## Data provided
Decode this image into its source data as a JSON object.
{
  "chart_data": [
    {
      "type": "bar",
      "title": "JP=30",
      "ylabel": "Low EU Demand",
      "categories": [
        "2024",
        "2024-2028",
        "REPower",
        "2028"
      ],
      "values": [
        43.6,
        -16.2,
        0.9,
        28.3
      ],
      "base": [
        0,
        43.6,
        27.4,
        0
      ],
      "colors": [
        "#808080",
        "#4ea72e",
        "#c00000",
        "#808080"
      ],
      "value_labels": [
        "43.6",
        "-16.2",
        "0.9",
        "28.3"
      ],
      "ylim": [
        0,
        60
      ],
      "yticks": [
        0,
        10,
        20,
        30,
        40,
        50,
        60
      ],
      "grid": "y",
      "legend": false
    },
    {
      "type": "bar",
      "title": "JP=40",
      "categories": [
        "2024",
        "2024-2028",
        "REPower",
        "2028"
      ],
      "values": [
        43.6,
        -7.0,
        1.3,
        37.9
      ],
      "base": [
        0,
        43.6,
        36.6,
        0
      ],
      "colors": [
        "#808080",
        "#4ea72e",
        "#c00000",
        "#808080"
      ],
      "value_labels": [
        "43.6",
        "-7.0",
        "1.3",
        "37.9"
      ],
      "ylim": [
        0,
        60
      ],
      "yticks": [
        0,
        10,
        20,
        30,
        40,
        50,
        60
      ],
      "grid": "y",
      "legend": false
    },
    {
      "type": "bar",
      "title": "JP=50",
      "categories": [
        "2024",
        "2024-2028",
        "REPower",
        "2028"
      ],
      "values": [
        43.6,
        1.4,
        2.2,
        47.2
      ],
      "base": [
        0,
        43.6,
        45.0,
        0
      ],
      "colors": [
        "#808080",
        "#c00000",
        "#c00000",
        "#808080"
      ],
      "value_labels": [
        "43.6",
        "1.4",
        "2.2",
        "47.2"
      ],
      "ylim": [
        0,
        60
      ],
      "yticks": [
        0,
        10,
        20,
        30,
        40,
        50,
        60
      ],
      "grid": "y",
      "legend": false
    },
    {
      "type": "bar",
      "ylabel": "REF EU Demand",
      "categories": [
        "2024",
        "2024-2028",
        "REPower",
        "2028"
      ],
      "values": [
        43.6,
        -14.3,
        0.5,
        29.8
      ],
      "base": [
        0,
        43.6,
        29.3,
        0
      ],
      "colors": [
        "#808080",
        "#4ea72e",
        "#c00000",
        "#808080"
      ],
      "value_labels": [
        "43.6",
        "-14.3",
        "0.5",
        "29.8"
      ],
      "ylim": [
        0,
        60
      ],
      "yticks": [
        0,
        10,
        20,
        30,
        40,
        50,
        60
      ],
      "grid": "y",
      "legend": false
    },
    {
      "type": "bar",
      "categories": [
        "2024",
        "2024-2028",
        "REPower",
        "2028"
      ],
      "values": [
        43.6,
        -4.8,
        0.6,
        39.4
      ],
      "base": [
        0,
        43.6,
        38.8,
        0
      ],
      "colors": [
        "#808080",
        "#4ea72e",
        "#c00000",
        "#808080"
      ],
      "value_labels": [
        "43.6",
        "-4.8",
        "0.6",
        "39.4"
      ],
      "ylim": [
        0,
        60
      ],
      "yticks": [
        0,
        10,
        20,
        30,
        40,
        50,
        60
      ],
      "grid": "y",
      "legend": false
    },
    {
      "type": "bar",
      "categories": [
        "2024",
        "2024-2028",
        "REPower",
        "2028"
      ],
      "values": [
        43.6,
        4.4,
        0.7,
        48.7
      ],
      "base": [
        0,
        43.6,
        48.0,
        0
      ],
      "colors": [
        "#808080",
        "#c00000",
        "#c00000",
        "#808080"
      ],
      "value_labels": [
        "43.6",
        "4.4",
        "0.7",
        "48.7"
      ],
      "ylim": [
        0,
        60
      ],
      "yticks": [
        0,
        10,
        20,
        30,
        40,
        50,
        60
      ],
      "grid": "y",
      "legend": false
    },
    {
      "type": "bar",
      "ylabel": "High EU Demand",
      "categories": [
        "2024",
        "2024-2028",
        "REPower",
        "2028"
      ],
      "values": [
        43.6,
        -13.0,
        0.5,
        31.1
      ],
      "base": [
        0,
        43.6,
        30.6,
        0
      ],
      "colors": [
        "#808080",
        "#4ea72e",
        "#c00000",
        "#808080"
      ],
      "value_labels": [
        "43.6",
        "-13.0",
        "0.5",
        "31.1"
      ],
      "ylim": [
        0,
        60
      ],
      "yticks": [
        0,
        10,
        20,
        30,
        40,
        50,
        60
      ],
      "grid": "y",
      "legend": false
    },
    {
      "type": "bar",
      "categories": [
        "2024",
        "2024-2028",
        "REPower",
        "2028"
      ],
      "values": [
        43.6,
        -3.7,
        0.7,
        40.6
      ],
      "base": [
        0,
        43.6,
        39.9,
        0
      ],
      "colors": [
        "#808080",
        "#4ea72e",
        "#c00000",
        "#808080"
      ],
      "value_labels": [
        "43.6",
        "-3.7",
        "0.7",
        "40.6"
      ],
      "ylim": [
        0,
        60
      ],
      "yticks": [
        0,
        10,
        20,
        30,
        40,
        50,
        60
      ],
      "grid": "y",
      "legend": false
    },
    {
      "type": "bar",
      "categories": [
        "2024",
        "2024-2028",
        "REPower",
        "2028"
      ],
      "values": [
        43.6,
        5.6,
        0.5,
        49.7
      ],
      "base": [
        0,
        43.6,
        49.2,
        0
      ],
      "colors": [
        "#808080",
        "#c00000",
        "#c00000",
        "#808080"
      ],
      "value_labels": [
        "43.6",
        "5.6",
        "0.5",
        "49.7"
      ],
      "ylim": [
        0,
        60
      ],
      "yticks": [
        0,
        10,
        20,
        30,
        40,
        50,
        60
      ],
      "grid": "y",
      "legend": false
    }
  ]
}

## Exercise details
Each record above should be restated word for word.

## Worked solution
Decode this image into its source data as a JSON object.
{
  "chart_data": [
    {
      "type": "bar",
      "title": "JP=30",
      "ylabel": "Low EU Demand",
      "categories": [
        "2024",
        "2024-2028",
        "REPower",
        "2028"
      ],
      "values": [
        43.6,
        -16.2,
        0.9,
        28.3
      ],
      "base": [
        0,
        43.6,
        27.4,
        0
      ],
      "colors": [
        "#808080",
        "#4ea72e",
        "#c00000",
        "#808080"
      ],
      "value_labels": [
        "43.6",
        "-16.2",
        "0.9",
        "28.3"
      ],
      "ylim": [
        0,
        60
      ],
      "yticks": [
        0,
        10,
        20,
        30,
        40,
        50,
        60
      ],
      "grid": "y",
      "legend": false
    },
    {
      "type": "bar",
      "title": "JP=40",
      "categories": [
        "2024",
        "2024-2028",
        "REPower",
        "2028"
      ],
      "values": [
        43.6,
        -7.0,
        1.3,
        37.9
      ],
      "base": [
        0,
        43.6,
        36.6,
        0
      ],
      "colors": [
        "#808080",
        "#4ea72e",
        "#c00000",
        "#808080"
      ],
      "value_labels": [
        "43.6",
        "-7.0",
        "1.3",
        "37.9"
      ],
      "ylim": [
        0,
        60
      ],
      "yticks": [
        0,
        10,
        20,
        30,
        40,
        50,
        60
      ],
      "grid": "y",
      "legend": false
    },
    {
      "type": "bar",
      "title": "JP=50",
      "categories": [
        "2024",
        "2024-2028",
        "REPower",
        "2028"
      ],
      "values": [
        43.6,
        1.4,
        2.2,
        47.2
      ],
      "base": [
        0,
        43.6,
        45.0,
        0
      ],
      "colors": [
        "#808080",
        "#c00000",
        "#c00000",
        "#808080"
      ],
      "value_labels": [
        "43.6",
        "1.4",
        "2.2",
        "47.2"
      ],
      "ylim": [
        0,
        60
      ],
      "yticks": [
        0,
        10,
        20,
        30,
        40,
        50,
        60
      ],
      "grid": "y",
      "legend": false
    },
    {
      "type": "bar",
      "ylabel": "REF EU Demand",
      "categories": [
        "2024",
        "2024-2028",
        "REPower",
        "2028"
      ],
      "values": [
        43.6,
        -14.3,
        0.5,
        29.8
      ],
      "base": [
        0,
        43.6,
        29.3,
        0
      ],
      "colors": [
        "#808080",
        "#4ea72e",
        "#c00000",
        "#808080"
      ],
      "value_labels": [
        "43.6",
        "-14.3",
        "0.5",
        "29.8"
      ],
      "ylim": [
        0,
        60
      ],
      "yticks": [
        0,
        10,
        20,
        30,
        40,
        50,
        60
      ],
      "grid": "y",
      "legend": false
    },
    {
      "type": "bar",
      "categories": [
        "2024",
        "2024-2028",
        "REPower",
        "2028"
      ],
      "values": [
        43.6,
        -4.8,
        0.6,
        39.4
      ],
      "base": [
        0,
        43.6,
        38.8,
        0
      ],
      "colors": [
        "#808080",
        "#4ea72e",
        "#c00000",
        "#808080"
      ],
      "value_labels": [
        "43.6",
        "-4.8",
        "0.6",
        "39.4"
      ],
      "ylim": [
        0,
        60
      ],
      "yticks": [
        0,
        10,
        20,
        30,
        40,
        50,
        60
      ],
      "grid": "y",
      "legend": false
    },
    {
      "type": "bar",
      "categories": [
        "2024",
        "2024-2028",
        "REPower",
        "2028"
      ],
      "values": [
        43.6,
        4.4,
        0.7,
        48.7
      ],
      "base": [
        0,
        43.6,
        48.0,
        0
      ],
      "colors": [
        "#808080",
        "#c00000",
        "#c00000",
        "#808080"
      ],
      "value_labels": [
        "43.6",
        "4.4",
        "0.7",
        "48.7"
      ],
      "ylim": [
        0,
        60
      ],
      "yticks": [
        0,
        10,
        20,
        30,
        40,
        50,
        60
      ],
      "grid": "y",
      "legend": false
    },
    {
      "type": "bar",
      "ylabel": "High EU Demand",
      "categories": [
        "2024",
        "2024-2028",
        "REPower",
        "2028"
      ],
      "values": [
        43.6,
        -13.0,
        0.5,
        31.1
      ],
      "base": [
        0,
        43.6,
        30.6,
        0
      ],
      "colors": [
        "#808080",
        "#4ea72e",
        "#c00000",
        "#808080"
      ],
      "value_labels": [
        "43.6",
        "-13.0",
        "0.5",
        "31.1"
      ],
      "ylim": [
        0,
        60
      ],
      "yticks": [
        0,
        10,
        20,
        30,
        40,
        50,
        60
      ],
      "grid": "y",
      "legend": false
    },
    {
      "type": "bar",
      "categories": [
        "2024",
        "2024-2028",
        "REPower",
        "2028"
      ],
      "values": [
        43.6,
        -3.7,
        0.7,
        40.6
      ],
      "base": [
        0,
        43.6,
        39.9,
        0
      ],
      "colors": [
        "#808080",
        "#4ea72e",
        "#c00000",
        "#808080"
      ],
      "value_labels": [
        "43.6",
        "-3.7",
        "0.7",
        "40.6"
      ],
      "ylim": [
        0,
        60
      ],
      "yticks": [
        0,
        10,
        20,
        30,
        40,
        50,
        60
      ],
      "grid": "y",
      "legend": false
    },
    {
      "type": "bar",
      "categories": [
        "2024",
        "2024-2028",
        "REPower",
        "2028"
      ],
      "values": [
        43.6,
        5.6,
        0.5,
        49.7
      ],
      "base": [
        0,
        43.6,
        49.2,
        0
      ],
      "colors": [
        "#808080",
        "#c00000",
        "#c00000",
        "#808080"
      ],
      "value_labels": [
        "43.6",
        "5.6",
        "0.5",
        "49.7"
      ],
      "ylim": [
        0,
        60
      ],
      "yticks": [
        0,
        10,
        20,
        30,
        40,
        50,
        60
      ],
      "grid": "y",
      "legend": false
    }
  ]
}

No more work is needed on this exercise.